### Stated exercise
Gather every line of the records below that contains the word "left". Case counts.

Data records:
---*---

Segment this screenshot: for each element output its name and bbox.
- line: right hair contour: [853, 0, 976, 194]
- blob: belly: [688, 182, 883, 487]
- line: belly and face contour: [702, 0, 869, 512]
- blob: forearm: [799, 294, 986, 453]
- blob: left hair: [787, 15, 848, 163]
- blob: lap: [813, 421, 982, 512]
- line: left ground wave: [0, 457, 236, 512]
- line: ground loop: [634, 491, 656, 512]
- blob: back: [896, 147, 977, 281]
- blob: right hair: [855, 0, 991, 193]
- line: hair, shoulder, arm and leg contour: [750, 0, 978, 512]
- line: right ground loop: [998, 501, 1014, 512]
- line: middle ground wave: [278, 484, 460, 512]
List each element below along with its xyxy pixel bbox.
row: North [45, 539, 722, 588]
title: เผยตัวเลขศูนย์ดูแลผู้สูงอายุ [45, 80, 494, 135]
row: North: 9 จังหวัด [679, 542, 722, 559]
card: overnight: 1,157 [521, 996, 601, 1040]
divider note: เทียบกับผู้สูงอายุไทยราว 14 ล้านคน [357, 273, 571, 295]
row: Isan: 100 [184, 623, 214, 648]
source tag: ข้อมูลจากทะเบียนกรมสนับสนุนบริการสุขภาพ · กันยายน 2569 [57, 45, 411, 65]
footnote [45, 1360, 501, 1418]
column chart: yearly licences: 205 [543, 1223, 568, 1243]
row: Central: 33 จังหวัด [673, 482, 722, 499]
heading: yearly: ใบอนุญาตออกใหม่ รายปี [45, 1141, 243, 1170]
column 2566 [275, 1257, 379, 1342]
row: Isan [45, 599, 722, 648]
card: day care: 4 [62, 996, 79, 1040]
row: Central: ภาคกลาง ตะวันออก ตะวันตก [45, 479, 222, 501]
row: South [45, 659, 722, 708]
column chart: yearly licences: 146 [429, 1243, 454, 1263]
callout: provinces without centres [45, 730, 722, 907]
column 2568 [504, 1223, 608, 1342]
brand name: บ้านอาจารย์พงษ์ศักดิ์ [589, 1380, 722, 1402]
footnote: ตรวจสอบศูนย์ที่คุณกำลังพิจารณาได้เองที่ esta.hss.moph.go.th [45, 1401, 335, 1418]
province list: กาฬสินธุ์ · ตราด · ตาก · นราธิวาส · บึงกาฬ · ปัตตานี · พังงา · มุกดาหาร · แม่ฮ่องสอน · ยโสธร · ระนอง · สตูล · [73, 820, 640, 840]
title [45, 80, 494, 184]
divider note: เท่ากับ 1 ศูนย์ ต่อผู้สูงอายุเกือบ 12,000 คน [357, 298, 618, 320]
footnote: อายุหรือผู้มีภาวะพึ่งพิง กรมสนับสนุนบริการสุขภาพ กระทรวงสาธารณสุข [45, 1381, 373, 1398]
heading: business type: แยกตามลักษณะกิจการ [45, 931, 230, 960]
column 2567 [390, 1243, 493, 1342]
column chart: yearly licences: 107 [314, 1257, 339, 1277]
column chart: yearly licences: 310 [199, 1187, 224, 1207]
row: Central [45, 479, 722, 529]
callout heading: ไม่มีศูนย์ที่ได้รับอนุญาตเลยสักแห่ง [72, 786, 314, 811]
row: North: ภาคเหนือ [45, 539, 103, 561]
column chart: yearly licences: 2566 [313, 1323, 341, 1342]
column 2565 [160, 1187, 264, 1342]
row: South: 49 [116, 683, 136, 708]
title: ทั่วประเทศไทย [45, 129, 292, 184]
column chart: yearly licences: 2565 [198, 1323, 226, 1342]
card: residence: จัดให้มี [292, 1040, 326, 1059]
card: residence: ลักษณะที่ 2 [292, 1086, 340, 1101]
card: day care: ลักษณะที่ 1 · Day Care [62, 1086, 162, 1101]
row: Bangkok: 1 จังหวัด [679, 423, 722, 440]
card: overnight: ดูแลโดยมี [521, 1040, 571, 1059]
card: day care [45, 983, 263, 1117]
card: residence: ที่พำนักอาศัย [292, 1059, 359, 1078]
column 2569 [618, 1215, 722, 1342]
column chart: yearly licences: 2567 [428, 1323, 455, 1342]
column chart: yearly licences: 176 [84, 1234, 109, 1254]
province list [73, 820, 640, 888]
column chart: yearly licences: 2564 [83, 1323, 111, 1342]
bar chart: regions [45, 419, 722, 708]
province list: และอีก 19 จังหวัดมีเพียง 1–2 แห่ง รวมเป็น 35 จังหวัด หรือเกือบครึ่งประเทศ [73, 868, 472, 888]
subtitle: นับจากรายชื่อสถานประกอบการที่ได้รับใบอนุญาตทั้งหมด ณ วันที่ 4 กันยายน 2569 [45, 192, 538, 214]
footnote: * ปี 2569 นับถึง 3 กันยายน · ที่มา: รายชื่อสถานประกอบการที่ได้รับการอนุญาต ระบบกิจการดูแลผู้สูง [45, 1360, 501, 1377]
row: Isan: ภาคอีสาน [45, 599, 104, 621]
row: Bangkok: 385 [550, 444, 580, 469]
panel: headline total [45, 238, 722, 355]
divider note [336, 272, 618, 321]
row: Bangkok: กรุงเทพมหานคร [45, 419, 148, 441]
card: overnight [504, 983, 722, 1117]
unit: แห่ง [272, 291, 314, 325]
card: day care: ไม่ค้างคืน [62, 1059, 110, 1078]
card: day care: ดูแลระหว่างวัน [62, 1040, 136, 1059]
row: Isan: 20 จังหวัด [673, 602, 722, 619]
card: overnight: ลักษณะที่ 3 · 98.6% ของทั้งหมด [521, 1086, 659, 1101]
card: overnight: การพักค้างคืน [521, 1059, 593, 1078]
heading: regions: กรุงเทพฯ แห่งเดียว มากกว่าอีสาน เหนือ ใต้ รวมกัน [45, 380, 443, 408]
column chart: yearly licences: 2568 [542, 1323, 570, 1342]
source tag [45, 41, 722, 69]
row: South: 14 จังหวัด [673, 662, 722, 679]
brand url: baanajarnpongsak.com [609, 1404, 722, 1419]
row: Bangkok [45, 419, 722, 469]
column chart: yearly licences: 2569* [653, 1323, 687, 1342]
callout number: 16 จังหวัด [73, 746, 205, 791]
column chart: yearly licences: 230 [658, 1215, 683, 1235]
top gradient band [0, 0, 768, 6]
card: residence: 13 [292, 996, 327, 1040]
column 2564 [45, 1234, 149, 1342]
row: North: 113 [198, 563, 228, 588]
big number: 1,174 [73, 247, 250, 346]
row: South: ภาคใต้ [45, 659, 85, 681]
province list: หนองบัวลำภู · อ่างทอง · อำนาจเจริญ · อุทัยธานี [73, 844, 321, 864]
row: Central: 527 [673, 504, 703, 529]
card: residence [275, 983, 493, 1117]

---*---

### Reply
- blob: left hair: [787, 15, 848, 163]
- line: left ground wave: [0, 457, 236, 512]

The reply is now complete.